▶ Prompt:
Within the listing below, locate all lines containing the word "than". Copy each one.

** Begin The records **

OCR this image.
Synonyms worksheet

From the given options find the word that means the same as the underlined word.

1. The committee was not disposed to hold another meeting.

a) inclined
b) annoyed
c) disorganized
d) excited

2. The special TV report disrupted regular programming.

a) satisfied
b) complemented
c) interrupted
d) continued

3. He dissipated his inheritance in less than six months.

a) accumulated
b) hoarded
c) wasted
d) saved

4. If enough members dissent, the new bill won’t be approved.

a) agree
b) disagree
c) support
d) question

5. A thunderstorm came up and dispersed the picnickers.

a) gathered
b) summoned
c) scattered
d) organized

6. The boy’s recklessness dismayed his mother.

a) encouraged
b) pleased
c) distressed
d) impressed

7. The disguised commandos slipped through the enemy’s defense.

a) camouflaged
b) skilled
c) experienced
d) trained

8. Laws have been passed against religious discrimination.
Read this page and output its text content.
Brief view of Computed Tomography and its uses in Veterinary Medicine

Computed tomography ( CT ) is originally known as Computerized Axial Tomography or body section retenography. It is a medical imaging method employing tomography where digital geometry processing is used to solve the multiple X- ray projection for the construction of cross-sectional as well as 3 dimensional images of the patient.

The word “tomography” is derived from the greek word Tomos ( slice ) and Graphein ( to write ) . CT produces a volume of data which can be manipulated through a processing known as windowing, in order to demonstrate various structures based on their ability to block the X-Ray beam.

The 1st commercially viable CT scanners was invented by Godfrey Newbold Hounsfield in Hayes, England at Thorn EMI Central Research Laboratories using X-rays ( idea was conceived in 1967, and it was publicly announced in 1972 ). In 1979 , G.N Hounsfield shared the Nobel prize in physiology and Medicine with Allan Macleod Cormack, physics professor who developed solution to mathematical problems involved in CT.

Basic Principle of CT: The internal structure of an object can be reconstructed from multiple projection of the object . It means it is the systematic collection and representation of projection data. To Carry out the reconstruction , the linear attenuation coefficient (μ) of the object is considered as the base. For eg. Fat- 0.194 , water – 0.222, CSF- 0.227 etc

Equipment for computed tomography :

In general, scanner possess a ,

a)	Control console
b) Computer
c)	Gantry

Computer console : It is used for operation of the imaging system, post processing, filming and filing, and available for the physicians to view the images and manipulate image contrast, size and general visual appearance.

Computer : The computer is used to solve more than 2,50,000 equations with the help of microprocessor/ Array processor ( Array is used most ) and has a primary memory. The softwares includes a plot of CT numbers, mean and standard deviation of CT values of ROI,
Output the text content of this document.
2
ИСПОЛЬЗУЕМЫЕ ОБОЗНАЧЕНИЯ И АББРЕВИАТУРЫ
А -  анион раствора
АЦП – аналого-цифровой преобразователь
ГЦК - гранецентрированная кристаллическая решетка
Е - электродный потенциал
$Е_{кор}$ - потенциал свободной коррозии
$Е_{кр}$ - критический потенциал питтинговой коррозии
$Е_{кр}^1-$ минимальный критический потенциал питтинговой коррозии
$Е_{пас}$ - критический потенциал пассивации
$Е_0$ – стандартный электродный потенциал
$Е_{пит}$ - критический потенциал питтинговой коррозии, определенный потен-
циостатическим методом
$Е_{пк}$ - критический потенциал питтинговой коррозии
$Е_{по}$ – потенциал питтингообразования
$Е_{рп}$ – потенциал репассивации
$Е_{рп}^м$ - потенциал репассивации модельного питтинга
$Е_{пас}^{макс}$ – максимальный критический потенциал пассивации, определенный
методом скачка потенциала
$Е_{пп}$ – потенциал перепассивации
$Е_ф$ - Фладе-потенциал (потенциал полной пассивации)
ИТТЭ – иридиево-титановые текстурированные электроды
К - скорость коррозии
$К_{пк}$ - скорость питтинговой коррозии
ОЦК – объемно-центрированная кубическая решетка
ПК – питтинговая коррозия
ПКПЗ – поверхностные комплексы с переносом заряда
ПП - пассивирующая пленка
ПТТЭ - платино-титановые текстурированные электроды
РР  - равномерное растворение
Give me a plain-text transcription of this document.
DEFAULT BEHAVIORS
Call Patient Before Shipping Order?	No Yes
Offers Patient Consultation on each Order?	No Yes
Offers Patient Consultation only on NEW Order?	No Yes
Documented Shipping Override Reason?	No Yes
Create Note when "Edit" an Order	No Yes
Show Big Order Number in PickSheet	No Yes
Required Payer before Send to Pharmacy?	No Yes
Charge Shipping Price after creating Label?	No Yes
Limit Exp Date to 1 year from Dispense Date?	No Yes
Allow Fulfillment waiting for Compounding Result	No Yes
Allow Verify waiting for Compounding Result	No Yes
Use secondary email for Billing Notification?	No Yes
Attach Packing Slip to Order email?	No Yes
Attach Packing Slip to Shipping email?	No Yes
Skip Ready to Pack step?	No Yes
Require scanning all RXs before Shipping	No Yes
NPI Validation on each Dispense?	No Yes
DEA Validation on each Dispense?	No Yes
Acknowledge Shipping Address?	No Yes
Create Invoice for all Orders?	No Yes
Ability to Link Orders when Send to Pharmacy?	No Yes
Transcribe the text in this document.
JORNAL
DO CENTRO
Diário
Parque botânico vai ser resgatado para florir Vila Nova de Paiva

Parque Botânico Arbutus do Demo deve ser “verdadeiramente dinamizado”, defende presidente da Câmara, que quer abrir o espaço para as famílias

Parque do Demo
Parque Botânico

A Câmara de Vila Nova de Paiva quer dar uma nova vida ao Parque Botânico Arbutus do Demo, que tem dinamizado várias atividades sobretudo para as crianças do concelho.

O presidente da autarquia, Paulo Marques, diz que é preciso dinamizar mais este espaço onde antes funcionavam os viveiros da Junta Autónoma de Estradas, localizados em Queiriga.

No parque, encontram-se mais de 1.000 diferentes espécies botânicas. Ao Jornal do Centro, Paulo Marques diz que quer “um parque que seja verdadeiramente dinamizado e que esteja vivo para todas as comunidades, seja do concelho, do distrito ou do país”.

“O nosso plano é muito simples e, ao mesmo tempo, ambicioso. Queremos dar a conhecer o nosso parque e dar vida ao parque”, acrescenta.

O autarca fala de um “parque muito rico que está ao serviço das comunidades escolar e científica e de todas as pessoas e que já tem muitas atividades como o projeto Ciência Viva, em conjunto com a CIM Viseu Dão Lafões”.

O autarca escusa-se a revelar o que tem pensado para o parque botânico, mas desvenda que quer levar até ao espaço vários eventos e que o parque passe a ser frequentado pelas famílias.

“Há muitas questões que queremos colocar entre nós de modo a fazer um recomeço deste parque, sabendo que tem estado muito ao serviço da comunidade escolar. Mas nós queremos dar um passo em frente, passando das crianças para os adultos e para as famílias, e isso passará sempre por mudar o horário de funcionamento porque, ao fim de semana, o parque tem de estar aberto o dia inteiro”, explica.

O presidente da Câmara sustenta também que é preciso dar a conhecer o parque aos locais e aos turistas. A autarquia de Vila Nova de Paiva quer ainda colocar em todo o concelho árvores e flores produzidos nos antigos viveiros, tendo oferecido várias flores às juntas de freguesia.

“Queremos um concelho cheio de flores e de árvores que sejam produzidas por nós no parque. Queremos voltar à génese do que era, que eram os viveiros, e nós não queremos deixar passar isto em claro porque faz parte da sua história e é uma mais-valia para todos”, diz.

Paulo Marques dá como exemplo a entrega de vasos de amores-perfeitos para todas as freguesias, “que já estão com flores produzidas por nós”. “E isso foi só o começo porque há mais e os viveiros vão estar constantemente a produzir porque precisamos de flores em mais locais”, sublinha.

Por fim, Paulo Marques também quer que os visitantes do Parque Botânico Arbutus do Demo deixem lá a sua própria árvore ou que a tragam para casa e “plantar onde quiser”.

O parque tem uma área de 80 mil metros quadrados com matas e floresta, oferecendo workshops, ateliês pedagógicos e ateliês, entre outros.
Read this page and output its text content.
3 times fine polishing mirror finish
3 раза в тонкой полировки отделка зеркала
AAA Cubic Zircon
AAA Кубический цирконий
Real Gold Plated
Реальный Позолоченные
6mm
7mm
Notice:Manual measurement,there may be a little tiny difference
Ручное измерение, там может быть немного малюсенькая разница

** End The records **

▶ Answer to the exercise:
3. He dissipated his inheritance in less than six months.
Computer : The computer is used to solve more than 2,50,000 equations with the help of microprocessor/ Array processor ( Array is used most ) and has a primary memory. The softwares includes a plot of CT numbers, mean and standard deviation of CT values of ROI,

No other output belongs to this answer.